Excerpt provided section start

@BryanDunphy Thanks for sharing all of this material.
It looks like the primary cause of these holes in the asset is the holes in the mattes generated by the AutoMatteProcessor. Although this is a useful tool for quickly generating mattes, the results aren’t always perfect, and any parts of the background that the algorithm has trouble distinguishing from your subject will create black blotchy areas like the ones seen in your screenshots. I suspect what’s happening here is that the algorithm can’t differentiate between your subject’s dark clothing and a shadowy area of the background.
For future shoots, dressing the background with neutral solid backgrounds will aid the AutoMatteProcessor in making higher quality mattes.
For this material which has already been recorded, there are two ways to recover the areas of your asset with holes in them.
Repair the Mattes: Depthkit’s Refinement process assumes that the mattes perfectly segment your subject from the background, so if there are holes in the matte, the refinement settings are not going to recover any data that’s blacked out. Outside of Depthkit, in compositing software like Resolve/Fusion or After Effects, you can use tools like difference/delta keyers and rotoscoping tools (e.g. After Effects’ Rotobrush) on the original footage, or even tracking solid white shapes onto the mattes themselves, and then feed the new versions back into Depthkit and re-export the asset.
Mesh Reconstruction Settings: This is less effective than fixing the mattes, but in the Unity object’s inspector, under the Depthkit Studio Mesh Source component, you’ll find these settings:
The settings which have the greatest effect in filling the kind of holes are to reduce the ‘Weight Unknown’ and ‘Weight Unseen Falloff Power’ values. Reduce them, and then adjust the ‘Adjust Surface Sensitivity’ slider to taste - However, doing all of this make the renderer more likely to render extraneous geometry around your subject.
Also one side note: It looks like the Surface Smoothing on your asset is set very high. We recommend setting this between 0.3 and 0.5, and then using the other mesh reconstruction settings listed above to get rid of loose geometry.
Let me know if you have any further questions.

Excerpt provided section end
Input data section start

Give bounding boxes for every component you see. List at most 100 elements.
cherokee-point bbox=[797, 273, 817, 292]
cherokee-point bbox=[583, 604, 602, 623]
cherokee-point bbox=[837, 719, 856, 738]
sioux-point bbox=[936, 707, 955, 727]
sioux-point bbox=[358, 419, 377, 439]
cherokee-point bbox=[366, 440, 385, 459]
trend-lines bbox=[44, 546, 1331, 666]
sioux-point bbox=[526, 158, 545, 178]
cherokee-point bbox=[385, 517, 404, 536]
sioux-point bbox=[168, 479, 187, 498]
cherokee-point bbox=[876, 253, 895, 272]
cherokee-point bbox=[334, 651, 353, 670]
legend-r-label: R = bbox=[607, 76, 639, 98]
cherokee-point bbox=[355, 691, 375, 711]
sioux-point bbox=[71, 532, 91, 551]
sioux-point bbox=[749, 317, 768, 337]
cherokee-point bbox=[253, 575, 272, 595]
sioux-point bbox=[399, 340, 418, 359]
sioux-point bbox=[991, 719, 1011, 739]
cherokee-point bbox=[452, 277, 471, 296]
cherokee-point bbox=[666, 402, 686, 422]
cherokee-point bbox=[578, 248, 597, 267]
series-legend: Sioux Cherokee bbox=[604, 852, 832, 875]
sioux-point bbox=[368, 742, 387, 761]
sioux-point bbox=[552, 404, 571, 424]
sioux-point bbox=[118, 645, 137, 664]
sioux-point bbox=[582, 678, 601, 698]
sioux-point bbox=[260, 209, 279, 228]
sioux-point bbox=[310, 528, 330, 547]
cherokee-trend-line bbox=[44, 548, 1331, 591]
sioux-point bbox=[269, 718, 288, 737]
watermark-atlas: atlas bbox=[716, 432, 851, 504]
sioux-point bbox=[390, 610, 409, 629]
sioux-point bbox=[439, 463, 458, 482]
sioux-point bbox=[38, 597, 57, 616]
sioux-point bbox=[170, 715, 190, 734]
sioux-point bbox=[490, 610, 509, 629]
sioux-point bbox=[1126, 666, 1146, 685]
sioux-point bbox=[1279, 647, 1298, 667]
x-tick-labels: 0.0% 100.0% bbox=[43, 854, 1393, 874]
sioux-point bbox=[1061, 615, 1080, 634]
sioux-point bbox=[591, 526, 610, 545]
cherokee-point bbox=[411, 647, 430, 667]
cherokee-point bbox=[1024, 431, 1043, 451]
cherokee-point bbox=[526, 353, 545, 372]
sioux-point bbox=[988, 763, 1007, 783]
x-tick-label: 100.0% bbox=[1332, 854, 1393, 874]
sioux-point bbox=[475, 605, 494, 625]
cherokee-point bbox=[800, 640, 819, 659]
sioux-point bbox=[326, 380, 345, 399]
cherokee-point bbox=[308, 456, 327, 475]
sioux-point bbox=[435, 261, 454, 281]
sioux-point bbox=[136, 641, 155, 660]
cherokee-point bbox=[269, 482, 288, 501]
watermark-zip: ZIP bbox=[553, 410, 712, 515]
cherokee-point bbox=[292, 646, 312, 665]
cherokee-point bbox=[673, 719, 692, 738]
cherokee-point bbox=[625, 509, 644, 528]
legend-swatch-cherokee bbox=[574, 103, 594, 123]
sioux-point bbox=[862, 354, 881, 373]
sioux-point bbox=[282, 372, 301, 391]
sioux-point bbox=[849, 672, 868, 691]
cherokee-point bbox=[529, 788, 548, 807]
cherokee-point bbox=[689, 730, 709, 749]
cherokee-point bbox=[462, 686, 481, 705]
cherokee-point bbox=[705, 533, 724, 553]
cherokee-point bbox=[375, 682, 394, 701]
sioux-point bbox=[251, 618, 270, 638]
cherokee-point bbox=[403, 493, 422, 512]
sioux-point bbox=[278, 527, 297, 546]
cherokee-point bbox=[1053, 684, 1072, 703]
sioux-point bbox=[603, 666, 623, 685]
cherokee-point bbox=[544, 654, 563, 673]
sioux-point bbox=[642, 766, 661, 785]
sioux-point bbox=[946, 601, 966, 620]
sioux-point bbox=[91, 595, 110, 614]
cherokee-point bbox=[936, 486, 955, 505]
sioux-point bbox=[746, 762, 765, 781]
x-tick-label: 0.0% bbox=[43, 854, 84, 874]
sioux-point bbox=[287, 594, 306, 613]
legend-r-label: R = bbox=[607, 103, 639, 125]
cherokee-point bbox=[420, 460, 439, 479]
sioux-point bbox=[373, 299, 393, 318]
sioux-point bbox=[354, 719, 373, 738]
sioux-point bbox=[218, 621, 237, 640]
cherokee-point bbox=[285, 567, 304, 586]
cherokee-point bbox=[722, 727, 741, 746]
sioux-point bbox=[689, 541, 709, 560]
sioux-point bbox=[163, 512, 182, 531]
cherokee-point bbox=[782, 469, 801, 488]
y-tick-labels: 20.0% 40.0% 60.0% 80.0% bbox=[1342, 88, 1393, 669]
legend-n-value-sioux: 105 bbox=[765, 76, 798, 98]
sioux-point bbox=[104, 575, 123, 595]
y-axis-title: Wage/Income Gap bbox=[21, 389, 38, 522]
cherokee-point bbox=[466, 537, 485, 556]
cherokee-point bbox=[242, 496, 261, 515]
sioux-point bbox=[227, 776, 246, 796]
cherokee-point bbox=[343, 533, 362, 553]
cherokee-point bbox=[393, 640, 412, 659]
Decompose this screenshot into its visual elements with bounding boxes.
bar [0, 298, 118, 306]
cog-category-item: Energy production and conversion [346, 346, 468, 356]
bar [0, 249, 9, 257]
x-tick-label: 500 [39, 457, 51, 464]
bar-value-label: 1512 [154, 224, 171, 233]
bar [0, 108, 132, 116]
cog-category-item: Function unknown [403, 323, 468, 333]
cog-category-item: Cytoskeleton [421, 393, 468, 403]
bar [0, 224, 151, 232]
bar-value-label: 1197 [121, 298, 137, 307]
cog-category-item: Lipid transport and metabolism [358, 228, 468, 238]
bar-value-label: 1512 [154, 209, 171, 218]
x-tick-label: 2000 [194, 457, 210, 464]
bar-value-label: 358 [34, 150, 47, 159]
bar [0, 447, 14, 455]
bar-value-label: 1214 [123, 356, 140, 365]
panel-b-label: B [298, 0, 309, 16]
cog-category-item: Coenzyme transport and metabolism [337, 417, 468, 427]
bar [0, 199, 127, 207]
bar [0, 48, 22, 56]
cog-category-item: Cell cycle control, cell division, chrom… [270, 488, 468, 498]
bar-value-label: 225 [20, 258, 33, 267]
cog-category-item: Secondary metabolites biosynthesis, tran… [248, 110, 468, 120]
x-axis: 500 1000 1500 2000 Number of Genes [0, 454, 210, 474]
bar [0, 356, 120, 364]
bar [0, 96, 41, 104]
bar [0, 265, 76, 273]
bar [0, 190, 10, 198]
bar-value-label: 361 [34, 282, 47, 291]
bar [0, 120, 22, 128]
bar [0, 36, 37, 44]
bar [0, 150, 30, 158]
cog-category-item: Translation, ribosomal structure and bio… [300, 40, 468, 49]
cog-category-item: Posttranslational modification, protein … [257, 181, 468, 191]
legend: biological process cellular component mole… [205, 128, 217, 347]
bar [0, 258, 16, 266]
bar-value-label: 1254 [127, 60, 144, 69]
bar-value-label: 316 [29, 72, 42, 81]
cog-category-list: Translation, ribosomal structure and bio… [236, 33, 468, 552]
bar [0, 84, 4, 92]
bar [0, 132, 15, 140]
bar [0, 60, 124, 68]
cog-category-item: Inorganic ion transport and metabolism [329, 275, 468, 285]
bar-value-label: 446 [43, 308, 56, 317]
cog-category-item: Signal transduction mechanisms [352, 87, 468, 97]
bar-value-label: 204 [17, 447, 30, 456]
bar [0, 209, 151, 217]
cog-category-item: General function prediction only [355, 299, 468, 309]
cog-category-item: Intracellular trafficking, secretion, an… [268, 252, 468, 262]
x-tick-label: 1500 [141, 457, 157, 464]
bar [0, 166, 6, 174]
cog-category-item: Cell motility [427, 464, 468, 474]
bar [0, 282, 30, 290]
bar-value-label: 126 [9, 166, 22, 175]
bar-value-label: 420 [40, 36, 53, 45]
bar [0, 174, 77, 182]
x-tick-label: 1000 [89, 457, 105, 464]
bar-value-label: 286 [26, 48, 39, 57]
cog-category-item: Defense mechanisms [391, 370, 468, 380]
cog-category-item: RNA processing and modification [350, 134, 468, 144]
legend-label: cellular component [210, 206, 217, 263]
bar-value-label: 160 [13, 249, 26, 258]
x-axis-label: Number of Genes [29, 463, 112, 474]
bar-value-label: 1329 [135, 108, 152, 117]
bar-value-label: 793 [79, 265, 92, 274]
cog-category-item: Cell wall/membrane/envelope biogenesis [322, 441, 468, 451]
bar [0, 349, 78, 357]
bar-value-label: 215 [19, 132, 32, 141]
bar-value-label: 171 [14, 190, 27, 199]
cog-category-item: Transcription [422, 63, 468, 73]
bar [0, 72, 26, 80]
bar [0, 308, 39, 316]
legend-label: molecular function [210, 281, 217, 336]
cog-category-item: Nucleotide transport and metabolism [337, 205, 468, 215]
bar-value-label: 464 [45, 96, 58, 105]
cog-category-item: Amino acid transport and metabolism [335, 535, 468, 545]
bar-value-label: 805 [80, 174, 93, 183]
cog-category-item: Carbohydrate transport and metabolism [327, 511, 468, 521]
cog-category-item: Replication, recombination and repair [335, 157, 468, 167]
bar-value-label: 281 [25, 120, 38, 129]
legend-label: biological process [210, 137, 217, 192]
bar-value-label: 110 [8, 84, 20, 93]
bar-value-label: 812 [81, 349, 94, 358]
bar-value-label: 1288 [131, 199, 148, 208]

Input data section end

From the Depthkit troubleshooting reply, pull out everything from "It looks like the primary" down to "higher quality mattes.", word for word.

It looks like the primary cause of these holes in the asset is the holes in the mattes generated by the AutoMatteProcessor. Although this is a useful tool for quickly generating mattes, the results aren’t always perfect, and any parts of the background that the algorithm has trouble distinguishing from your subject will create black blotchy areas like the ones seen in your screenshots. I suspect what’s happening here is that the algorithm can’t differentiate between your subject’s dark clothing and a shadowy area of the background.
For future shoots, dressing the background with neutral solid backgrounds will aid the AutoMatteProcessor in making higher quality mattes.